Instructions to follow —
Decide whether each statement below agrees with the commentary on 1 Corinthians 12, answering yes or no and quoting the deciding words. 1. Gregory of Valentia wrote five books against the Ubiquitarians. 2. Christ is said to be the body of the Church in a local sense. 3. The Eucharist is named as the shared food of the baptized.

Text segment —
--------
Father Lapide’s Commentary on 1 Corinthians 12:12-30

1Co 12:12 For as the body is one and hath many members; and all the members of the body, whereas they are many, yet are one body: So also is Christ.

For as the body is one . . . so also is Christ. As an animal body is one, as a man has but one body, so also has Christ one body, the Church, the members of which are many, whose head He is.
1. But S. Augustine objects (de Peccat. Meritis, lib. i. c. 31) that if the Apostle had meant this he would have said, “So also is [the body] of Christ,” rather than, “So also is Christ.” In other words, he would have said that the body of Christ, the Church, has many members.

2. James Faber gathers from this that the body of Christ being indivisibly united to the whole Godhead, locally fills heaven and earth, which are, as it were, its place and His body. As Plato said that God was the soul of the world, and consequently was in a sense the whole world, so the body of Christ, from its intimate conjunction with Deity, is, like the Divine Spirit, diffused through the whole world, its parts and members are the several divisions of space and the bodies contained in it. But still in respect of the unity of the Deity, and of the body of Christ as its soul, they make up one body, viz., the universe. And hence it is that the Ubiquitarians are supposed to have obtained their false opinion that the body of Christ is everywhere. This absurd doctrine has been confuted by many, but most clearly of all by Gregory of Valentia, in five books written against the heresy of the Ubiquitarians.

3. I say, then, with S. Augustine that the meaning of this passage is simply this. So also is Christ one body, i.e., the Church. For Christ is both head and body to the Church, inasmuch as He sustains all her members and works in them all, teaches by the doctor, baptizes by the minister, believes through faith, and repents in the penitent. For in this sense Christ is not locally but mystically, and by way of operation and effectually, the body, hypostasis, soul, and spirit of the whole Church. As the Church is the body of Christ, its head, so in turn is Christ the body of the Church, because, through the operation of His grace, He transfers Himself into all the members of the Church. So the Apostle often says that we are one in Christ, that through baptism we are incorporated into Christ and made one plant with Him. And Christ said to Paul, “Why persecutest thou Me?” that is, the Christians, My members (Acts ix. 4). So Paul says again: “To me to live is Christ, to die is gain.” Therefore S. Francis in his words, “My God, my Love, my All,” was but echoing S. Paul.

1Co 12:13 For in one Spirit were we all baptized into one body, whether Jews or Gentiles, whether bond or free: and in one Spirit we have all been made to drink.

For in one Spirit we were all baptized. He proves that Christ is one body with many members from baptism, for by baptism we were regenerate, and incorporated into the one body of the Church, and therefore into Christ. In that body we live by the same Spirit, the Spirit of Christ; and on the same food, the Eucharist, we are fed, whether we are Jews or Gentiles, bond or free. Notice the phrase “into one body:” this body is the Church, and consequently we are baptized into Christ, who, as I have said, is in a sense the body of the Church.
--------
Source excerpt —
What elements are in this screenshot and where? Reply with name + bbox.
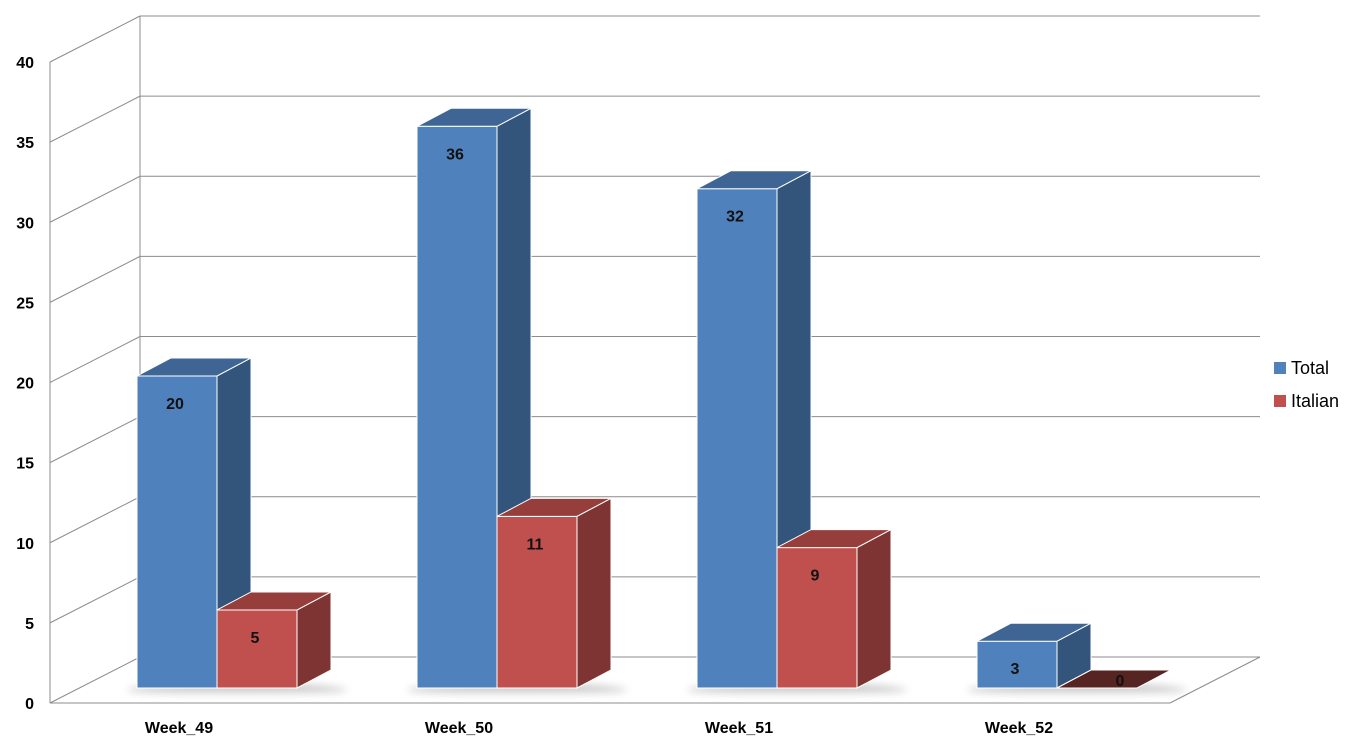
--------
Response to the task —
1. Yes: "most clearly of all by Gregory of Valentia, in five books written against the heresy of the Ubiquitarians."
2. No: "Christ is not locally but mystically, and by way of operation and effectually, the body, hypostasis, soul, and spirit of the whole Church."
3. Yes: "on the same food, the Eucharist, we are fed"